Available data.
┌──
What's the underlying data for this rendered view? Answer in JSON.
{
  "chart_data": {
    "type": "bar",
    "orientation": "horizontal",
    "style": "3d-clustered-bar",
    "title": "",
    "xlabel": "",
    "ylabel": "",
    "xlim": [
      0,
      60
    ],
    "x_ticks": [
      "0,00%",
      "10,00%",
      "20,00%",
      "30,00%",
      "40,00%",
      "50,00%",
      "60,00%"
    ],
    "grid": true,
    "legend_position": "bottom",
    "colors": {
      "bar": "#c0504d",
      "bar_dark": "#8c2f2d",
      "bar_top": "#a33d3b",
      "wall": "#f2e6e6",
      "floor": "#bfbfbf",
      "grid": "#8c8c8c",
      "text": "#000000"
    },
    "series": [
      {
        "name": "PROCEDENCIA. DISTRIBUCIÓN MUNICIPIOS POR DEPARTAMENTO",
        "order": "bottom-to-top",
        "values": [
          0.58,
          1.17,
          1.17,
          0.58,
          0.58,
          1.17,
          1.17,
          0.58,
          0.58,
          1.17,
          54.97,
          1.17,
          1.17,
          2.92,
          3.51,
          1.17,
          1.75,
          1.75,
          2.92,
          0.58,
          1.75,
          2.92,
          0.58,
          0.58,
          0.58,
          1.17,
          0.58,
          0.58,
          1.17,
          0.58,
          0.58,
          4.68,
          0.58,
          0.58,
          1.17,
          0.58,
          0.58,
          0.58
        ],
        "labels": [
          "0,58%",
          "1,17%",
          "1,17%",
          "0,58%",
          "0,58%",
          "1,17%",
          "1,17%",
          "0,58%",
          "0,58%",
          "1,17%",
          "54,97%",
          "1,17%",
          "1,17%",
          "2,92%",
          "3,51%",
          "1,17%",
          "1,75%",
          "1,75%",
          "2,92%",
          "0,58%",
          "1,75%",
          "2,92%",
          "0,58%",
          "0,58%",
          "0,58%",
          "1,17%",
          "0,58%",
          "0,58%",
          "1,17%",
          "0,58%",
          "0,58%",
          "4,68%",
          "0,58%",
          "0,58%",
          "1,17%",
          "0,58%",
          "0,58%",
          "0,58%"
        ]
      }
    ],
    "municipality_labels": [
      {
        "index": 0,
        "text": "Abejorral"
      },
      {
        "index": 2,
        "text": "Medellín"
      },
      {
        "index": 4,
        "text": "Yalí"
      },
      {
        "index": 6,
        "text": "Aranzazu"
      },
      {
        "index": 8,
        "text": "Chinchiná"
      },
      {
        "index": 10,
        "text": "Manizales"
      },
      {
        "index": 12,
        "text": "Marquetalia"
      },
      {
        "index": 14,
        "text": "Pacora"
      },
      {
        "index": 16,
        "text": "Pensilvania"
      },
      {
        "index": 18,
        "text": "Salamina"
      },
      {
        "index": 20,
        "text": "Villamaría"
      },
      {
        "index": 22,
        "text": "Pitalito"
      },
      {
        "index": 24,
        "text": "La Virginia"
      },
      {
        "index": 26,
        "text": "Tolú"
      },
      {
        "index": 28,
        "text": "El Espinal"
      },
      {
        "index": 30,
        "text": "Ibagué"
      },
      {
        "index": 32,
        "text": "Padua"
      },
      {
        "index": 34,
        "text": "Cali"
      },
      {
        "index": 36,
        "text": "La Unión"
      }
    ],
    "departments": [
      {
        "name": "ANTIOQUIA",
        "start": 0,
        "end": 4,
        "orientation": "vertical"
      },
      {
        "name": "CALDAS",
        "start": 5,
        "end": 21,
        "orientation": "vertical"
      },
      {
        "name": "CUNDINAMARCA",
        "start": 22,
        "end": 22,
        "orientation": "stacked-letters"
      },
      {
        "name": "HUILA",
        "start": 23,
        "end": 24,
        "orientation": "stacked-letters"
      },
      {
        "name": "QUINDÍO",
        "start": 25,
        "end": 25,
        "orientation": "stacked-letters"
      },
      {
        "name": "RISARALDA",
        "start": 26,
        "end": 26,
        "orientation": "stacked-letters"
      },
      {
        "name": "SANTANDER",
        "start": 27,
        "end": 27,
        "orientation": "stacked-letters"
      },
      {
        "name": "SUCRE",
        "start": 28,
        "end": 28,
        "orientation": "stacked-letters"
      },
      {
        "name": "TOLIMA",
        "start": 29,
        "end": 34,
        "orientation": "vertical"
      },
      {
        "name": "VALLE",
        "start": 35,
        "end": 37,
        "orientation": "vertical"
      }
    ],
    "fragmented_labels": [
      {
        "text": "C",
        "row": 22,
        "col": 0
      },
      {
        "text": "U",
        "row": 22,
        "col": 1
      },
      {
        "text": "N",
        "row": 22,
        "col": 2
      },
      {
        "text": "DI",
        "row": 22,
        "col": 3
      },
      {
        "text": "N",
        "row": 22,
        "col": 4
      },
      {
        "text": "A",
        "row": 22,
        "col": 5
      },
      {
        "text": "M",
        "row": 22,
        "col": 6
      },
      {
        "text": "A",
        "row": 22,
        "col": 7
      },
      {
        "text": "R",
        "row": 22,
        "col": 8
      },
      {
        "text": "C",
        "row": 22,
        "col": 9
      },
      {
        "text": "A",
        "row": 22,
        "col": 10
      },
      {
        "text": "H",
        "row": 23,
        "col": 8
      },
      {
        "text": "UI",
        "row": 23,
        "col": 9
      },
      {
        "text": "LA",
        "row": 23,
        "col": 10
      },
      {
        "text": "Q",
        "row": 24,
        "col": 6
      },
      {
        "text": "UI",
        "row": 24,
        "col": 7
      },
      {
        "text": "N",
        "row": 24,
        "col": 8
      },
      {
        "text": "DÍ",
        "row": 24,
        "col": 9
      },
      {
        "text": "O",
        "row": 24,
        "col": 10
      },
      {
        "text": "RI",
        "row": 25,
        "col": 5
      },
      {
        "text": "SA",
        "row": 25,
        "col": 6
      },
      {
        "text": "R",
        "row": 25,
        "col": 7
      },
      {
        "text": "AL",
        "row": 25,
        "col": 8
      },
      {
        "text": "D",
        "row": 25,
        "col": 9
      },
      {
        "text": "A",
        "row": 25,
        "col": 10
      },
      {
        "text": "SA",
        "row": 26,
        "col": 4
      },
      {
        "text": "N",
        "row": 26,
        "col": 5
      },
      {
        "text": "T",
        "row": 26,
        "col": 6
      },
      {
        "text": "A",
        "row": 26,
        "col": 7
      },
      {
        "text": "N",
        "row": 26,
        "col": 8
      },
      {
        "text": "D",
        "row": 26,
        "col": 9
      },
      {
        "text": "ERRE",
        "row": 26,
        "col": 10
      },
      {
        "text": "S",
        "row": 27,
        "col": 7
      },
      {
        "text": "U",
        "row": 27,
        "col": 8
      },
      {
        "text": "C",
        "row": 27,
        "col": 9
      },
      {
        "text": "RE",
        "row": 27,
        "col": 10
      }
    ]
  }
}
└──
┌──
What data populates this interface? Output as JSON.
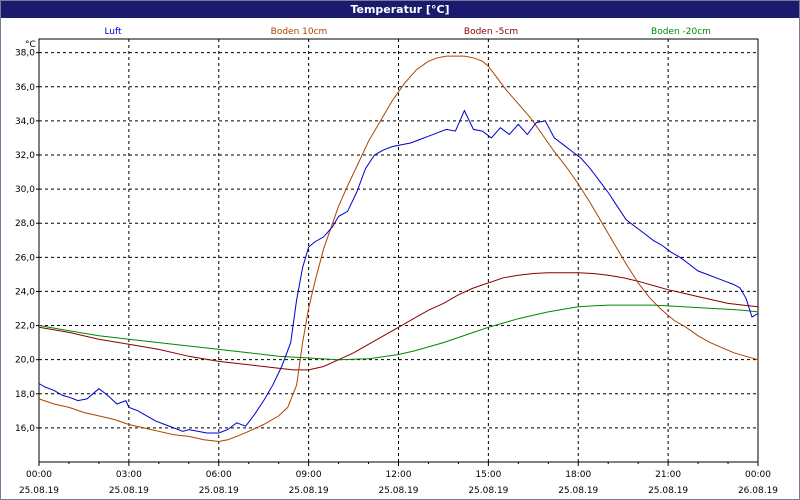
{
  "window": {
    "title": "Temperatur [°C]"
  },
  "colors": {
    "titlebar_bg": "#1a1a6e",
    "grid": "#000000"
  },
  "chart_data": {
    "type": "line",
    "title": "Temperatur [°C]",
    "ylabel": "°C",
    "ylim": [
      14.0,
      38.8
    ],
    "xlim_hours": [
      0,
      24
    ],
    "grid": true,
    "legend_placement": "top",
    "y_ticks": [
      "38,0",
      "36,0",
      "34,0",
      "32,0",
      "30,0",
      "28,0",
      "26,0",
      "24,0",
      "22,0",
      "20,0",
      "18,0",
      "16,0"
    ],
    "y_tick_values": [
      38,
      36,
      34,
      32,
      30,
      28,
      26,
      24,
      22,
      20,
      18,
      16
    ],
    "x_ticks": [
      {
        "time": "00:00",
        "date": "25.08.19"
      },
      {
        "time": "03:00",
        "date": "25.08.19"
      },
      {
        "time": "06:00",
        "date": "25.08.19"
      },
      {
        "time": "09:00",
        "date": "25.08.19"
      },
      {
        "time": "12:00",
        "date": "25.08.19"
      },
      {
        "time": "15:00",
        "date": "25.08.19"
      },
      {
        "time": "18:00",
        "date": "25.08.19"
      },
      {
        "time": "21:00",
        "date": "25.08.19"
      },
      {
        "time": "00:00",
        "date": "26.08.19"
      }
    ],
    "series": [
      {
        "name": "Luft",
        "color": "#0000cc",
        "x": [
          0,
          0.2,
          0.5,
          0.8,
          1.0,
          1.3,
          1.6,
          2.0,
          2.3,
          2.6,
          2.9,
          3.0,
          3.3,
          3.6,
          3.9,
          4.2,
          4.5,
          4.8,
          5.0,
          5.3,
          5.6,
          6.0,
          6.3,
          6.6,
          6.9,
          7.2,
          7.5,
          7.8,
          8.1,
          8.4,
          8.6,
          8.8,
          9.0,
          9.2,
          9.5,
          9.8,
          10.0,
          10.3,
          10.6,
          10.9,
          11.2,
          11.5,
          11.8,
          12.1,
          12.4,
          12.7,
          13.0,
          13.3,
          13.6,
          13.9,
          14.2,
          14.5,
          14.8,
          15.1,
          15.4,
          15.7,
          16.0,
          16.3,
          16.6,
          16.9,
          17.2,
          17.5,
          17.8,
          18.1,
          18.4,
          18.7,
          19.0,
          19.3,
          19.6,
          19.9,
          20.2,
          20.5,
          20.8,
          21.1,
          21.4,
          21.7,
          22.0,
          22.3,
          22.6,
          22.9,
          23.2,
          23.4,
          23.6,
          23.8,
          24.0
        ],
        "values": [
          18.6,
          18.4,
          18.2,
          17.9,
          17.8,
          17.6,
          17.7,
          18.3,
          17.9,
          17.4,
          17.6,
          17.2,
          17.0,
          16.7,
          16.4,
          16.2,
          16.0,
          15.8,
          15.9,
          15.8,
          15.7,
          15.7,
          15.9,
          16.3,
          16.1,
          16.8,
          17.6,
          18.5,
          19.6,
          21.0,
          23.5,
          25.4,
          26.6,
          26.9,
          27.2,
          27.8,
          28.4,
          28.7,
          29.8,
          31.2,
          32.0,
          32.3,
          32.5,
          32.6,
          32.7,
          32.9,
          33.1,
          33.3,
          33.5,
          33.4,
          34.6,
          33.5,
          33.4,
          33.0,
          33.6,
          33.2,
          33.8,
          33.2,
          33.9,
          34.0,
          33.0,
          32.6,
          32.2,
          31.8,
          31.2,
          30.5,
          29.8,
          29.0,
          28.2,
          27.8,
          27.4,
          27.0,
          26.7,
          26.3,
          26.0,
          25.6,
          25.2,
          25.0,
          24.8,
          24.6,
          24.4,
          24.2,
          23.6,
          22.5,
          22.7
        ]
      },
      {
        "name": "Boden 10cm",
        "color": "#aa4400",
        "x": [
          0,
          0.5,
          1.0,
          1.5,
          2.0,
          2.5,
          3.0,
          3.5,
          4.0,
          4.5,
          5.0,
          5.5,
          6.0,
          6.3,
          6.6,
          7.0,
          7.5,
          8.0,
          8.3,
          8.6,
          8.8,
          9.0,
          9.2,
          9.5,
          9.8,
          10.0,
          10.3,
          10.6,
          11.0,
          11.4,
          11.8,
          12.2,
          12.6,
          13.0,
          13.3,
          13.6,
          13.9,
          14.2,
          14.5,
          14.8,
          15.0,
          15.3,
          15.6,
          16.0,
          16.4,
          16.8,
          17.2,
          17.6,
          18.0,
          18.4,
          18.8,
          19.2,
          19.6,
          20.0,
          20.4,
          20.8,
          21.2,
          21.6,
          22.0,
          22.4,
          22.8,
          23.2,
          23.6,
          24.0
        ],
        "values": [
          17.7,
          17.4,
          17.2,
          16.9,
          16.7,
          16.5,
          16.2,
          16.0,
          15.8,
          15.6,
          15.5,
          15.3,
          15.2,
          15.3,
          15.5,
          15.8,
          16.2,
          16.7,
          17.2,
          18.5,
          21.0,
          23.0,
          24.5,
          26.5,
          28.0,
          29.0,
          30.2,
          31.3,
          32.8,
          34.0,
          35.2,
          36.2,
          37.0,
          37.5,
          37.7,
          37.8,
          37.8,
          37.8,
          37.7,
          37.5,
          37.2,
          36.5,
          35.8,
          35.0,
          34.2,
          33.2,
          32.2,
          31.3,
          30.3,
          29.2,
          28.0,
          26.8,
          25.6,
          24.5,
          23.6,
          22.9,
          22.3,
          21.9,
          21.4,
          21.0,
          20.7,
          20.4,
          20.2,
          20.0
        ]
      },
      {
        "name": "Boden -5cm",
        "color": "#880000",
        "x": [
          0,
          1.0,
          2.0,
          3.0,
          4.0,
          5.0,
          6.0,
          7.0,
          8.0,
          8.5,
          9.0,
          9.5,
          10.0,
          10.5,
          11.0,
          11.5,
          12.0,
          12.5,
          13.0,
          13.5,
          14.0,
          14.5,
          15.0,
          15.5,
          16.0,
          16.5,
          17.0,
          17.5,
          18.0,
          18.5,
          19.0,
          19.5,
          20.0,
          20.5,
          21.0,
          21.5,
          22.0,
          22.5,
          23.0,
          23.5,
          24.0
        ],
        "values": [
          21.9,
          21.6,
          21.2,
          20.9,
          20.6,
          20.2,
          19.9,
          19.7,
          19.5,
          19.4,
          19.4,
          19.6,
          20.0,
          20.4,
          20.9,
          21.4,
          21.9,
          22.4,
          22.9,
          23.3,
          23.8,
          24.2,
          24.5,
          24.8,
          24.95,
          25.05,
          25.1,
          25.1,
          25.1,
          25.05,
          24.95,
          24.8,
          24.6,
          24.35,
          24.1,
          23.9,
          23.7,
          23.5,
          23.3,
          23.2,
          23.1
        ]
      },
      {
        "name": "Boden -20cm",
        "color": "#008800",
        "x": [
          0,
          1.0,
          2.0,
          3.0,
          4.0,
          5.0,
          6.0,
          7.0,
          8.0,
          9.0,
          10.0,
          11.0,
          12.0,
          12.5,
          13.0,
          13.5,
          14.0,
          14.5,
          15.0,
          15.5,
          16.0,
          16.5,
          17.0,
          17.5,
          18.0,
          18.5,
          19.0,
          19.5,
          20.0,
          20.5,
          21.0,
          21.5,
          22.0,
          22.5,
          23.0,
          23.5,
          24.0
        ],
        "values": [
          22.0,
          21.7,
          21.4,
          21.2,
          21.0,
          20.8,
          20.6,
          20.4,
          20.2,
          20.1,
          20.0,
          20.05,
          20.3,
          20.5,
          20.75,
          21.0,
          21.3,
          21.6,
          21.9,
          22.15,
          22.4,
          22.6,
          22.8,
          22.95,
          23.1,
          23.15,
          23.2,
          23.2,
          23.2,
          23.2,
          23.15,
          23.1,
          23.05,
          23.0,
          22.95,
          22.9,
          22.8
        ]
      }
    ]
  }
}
└──
What to produce.
How many lines in the records above hold the word "start"? Give only the number.

Problem solution.
10